[START RECORDS FOR THIS EXERCISE]

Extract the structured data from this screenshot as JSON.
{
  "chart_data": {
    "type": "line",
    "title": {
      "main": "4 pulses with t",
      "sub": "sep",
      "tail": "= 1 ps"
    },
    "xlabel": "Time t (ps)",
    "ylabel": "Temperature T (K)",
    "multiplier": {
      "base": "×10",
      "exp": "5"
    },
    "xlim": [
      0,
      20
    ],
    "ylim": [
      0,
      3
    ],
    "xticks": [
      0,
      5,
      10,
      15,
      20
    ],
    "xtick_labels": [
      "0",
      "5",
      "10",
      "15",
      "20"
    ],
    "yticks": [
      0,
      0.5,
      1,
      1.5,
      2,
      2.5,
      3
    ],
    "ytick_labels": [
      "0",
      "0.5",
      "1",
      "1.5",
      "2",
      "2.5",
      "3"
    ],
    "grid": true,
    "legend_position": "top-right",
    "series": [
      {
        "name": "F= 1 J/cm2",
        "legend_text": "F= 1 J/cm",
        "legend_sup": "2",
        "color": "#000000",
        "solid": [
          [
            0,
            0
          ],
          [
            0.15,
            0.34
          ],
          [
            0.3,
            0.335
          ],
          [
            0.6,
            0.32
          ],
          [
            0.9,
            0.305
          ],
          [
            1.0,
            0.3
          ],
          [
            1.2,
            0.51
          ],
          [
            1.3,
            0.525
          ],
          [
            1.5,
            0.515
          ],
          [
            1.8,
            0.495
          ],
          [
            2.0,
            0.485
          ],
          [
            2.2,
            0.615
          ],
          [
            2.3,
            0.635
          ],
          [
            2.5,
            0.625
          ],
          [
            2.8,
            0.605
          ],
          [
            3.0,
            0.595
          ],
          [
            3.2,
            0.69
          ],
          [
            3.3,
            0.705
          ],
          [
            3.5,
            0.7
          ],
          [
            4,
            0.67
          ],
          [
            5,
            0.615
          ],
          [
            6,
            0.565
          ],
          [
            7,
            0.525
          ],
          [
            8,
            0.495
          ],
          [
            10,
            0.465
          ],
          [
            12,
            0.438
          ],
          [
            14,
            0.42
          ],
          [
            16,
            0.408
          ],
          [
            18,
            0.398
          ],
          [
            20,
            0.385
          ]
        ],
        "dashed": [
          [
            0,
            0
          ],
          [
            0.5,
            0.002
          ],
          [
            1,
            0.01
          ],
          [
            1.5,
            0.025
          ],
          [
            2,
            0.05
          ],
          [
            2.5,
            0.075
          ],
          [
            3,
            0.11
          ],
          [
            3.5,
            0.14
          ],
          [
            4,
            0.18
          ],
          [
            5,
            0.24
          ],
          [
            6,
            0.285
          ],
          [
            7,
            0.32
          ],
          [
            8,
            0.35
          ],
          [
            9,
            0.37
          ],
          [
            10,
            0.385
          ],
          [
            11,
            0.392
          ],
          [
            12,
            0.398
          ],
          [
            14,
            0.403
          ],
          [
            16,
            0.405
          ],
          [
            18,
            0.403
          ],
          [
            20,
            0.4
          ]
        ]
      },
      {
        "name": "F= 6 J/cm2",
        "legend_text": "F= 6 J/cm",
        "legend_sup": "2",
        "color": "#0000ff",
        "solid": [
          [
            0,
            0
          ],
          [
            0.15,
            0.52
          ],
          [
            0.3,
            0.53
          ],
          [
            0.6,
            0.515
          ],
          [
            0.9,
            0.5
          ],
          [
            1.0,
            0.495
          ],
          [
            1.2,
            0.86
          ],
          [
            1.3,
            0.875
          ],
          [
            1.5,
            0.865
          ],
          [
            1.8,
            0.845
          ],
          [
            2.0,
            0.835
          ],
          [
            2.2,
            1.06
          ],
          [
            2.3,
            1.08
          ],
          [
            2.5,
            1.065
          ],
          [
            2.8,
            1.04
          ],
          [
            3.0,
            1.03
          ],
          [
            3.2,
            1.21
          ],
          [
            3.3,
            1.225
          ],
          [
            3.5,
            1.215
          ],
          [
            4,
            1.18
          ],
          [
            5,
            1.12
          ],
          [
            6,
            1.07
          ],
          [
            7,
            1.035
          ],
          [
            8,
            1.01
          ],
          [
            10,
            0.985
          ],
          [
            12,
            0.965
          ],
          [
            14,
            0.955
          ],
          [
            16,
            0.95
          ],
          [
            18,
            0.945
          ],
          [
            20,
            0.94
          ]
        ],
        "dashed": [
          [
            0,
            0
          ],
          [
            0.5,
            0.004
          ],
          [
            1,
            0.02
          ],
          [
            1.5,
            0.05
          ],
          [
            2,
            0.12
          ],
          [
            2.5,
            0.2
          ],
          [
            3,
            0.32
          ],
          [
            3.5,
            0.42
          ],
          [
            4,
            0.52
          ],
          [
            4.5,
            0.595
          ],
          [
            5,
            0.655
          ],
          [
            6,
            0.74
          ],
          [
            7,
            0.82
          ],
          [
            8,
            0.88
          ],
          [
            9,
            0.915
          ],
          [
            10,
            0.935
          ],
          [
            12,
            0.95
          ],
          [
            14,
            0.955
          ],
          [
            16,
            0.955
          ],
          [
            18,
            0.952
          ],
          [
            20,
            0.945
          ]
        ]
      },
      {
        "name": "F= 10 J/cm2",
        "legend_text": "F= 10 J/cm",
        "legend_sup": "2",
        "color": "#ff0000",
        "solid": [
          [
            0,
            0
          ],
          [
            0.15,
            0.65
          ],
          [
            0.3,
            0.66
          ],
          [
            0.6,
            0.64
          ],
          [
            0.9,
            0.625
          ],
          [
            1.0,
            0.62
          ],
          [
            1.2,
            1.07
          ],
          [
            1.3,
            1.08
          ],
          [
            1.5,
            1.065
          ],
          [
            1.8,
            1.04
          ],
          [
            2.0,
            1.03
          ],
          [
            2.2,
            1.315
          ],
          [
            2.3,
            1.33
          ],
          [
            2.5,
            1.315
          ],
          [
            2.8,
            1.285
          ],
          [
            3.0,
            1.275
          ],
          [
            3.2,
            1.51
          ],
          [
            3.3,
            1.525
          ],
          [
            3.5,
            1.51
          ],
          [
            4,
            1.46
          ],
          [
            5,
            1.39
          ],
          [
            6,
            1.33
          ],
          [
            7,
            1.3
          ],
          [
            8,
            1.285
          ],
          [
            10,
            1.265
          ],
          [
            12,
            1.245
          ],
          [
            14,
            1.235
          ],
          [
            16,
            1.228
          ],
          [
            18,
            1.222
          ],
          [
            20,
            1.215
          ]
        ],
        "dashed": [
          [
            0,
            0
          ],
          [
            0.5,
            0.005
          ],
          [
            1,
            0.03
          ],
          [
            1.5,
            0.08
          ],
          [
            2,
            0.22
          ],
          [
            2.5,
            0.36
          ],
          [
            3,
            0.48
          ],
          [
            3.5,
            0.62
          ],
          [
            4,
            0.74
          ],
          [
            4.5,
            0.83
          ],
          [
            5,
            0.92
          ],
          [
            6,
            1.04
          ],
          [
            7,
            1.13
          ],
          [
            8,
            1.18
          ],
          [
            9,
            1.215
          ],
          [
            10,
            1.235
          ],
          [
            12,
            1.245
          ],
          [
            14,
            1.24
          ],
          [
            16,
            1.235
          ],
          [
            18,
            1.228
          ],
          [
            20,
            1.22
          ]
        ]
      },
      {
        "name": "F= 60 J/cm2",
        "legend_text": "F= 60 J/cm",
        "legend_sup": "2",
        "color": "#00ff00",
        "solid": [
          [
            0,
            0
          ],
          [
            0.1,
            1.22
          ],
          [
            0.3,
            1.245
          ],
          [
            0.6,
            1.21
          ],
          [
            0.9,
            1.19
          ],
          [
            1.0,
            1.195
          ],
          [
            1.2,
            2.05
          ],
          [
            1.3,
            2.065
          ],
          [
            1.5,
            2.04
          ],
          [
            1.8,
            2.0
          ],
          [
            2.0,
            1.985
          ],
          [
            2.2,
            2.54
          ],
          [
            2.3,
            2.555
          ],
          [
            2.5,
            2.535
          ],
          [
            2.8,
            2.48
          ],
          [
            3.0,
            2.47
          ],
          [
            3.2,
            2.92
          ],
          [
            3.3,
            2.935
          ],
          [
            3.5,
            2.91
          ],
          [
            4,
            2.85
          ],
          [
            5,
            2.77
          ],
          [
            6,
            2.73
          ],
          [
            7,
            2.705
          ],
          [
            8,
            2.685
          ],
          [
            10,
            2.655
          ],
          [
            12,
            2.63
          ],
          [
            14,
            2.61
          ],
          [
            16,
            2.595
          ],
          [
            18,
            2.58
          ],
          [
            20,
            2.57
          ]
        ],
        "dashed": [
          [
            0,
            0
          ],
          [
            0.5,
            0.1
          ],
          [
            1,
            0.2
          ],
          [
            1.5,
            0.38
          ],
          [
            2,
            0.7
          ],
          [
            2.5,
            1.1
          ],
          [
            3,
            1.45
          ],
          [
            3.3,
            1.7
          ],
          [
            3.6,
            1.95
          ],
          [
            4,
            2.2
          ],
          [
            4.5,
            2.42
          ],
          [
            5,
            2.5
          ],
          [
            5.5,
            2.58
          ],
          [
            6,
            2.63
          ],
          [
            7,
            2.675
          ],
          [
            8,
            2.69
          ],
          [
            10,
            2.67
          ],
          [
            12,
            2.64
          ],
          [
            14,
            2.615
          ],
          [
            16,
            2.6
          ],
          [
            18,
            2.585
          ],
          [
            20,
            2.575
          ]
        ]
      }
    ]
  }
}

[END RECORDS FOR THIS EXERCISE]

● **WHAT YOU HAVE TO DO**: Only a number is wanted here: how many lines in the data above include the string "color"?

● **RESULT**: 4